→ **REQUIREMENTS**
Each entry below must be repeated exactly, with pictures left out.

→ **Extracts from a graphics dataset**
☆ ☆ ☆

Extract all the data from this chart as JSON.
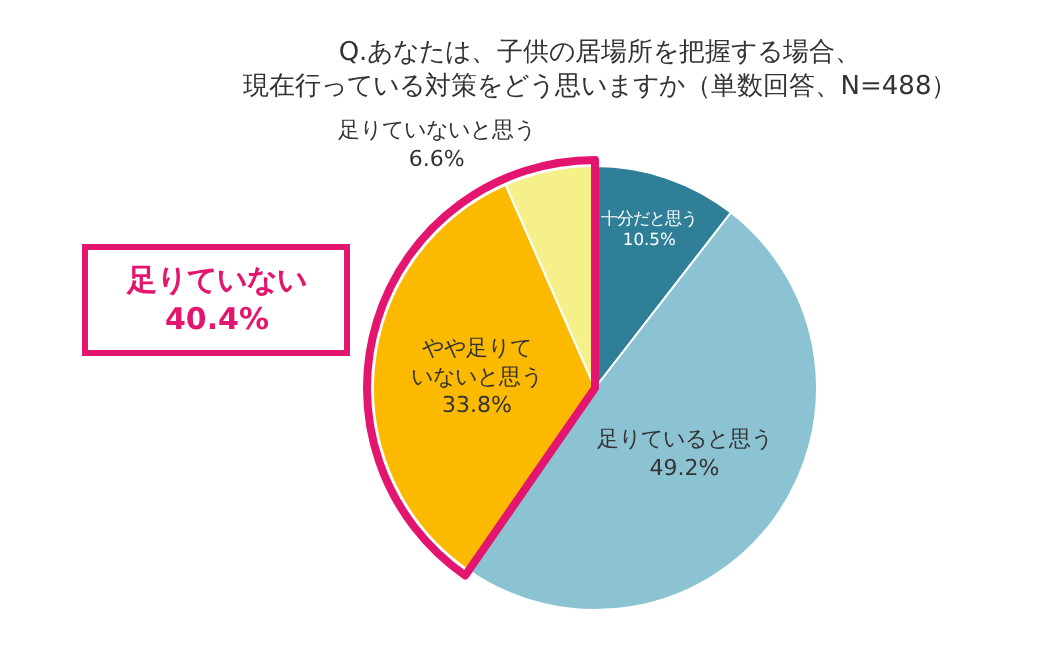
{
  "chart_data": {
    "type": "pie",
    "title": "Q.あなたは、子供の居場所を把握する場合、現在行っている対策をどう思いますか（単数回答、N=488）",
    "categories": [
      "十分だと思う",
      "足りていると思う",
      "やや足りていないと思う",
      "足りていないと思う"
    ],
    "values": [
      10.5,
      49.2,
      33.8,
      6.6
    ],
    "value_labels": [
      "10.5%",
      "49.2%",
      "33.8%",
      "6.6%"
    ],
    "colors": [
      "#2f7f98",
      "#8cc3d3",
      "#fbb900",
      "#f5f08a"
    ],
    "legend": false,
    "annotations": [
      "足りていない40.4%"
    ]
  }
}
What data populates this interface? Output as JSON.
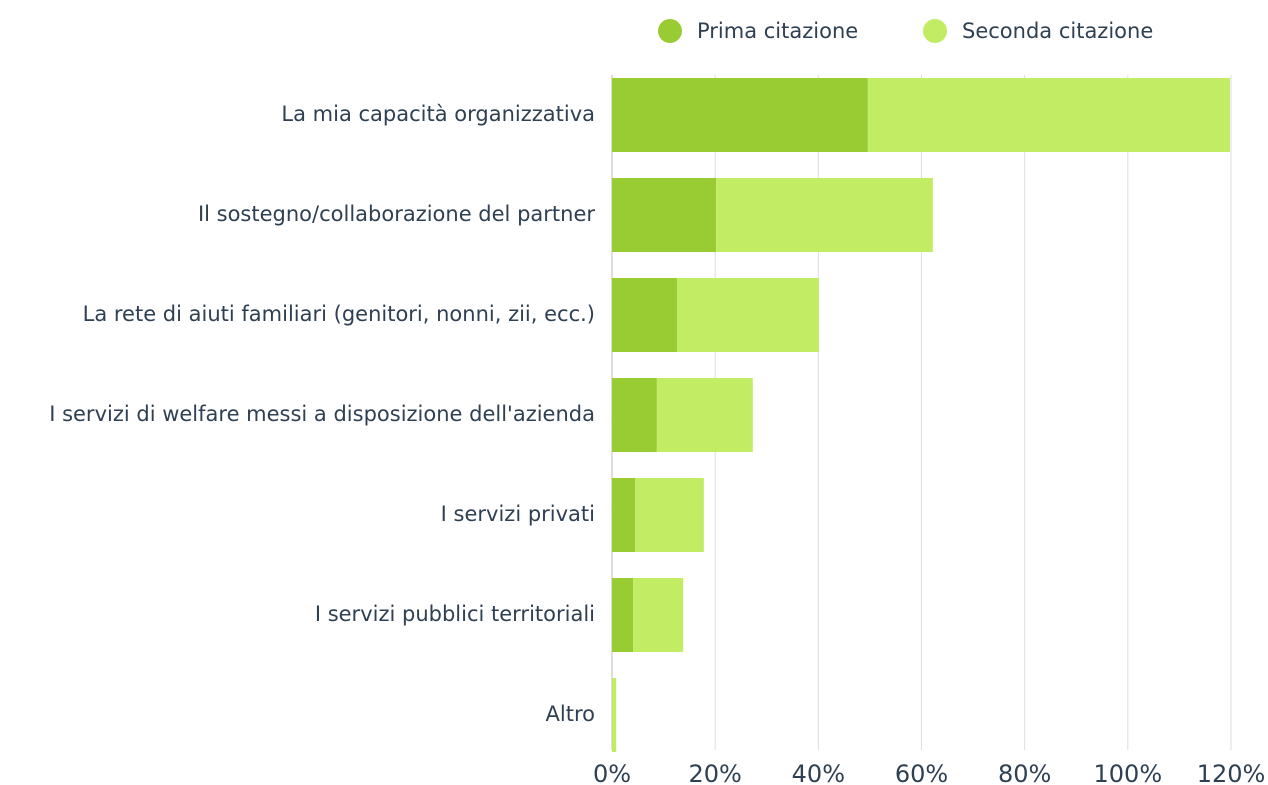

☆ ☆ ☆

→ **THE COMPLETED TASK**
Extract all the data from this chart as JSON.
{
  "chart_data": {
    "type": "pie",
    "title": "Q.あなたは、子供の居場所を把握する場合、現在行っている対策をどう思いますか（単数回答、N=488）",
    "categories": [
      "十分だと思う",
      "足りていると思う",
      "やや足りていないと思う",
      "足りていないと思う"
    ],
    "values": [
      10.5,
      49.2,
      33.8,
      6.6
    ],
    "value_labels": [
      "10.5%",
      "49.2%",
      "33.8%",
      "6.6%"
    ],
    "colors": [
      "#2f7f98",
      "#8cc3d3",
      "#fbb900",
      "#f5f08a"
    ],
    "legend": false,
    "annotations": [
      "足りていない40.4%"
    ]
  }
}
What data populates this interface? Output as JSON.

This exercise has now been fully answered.